EXERCISE AIM:
Repeat the entire listing exactly.

DATA SUPPLIED:

%%

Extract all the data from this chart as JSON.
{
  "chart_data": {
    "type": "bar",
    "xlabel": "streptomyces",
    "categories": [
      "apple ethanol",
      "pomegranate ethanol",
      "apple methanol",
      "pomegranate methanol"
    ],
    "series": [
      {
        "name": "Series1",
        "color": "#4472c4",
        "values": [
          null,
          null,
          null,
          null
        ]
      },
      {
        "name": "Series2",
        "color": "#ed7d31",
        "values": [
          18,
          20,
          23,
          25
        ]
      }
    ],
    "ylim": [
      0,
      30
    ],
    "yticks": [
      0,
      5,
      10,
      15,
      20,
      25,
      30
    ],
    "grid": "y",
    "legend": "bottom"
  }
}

%%

CORRECT ANSWER:
Extract all the data from this chart as JSON.
{
  "chart_data": {
    "type": "bar",
    "xlabel": "streptomyces",
    "categories": [
      "apple ethanol",
      "pomegranate ethanol",
      "apple methanol",
      "pomegranate methanol"
    ],
    "series": [
      {
        "name": "Series1",
        "color": "#4472c4",
        "values": [
          null,
          null,
          null,
          null
        ]
      },
      {
        "name": "Series2",
        "color": "#ed7d31",
        "values": [
          18,
          20,
          23,
          25
        ]
      }
    ],
    "ylim": [
      0,
      30
    ],
    "yticks": [
      0,
      5,
      10,
      15,
      20,
      25,
      30
    ],
    "grid": "y",
    "legend": "bottom"
  }
}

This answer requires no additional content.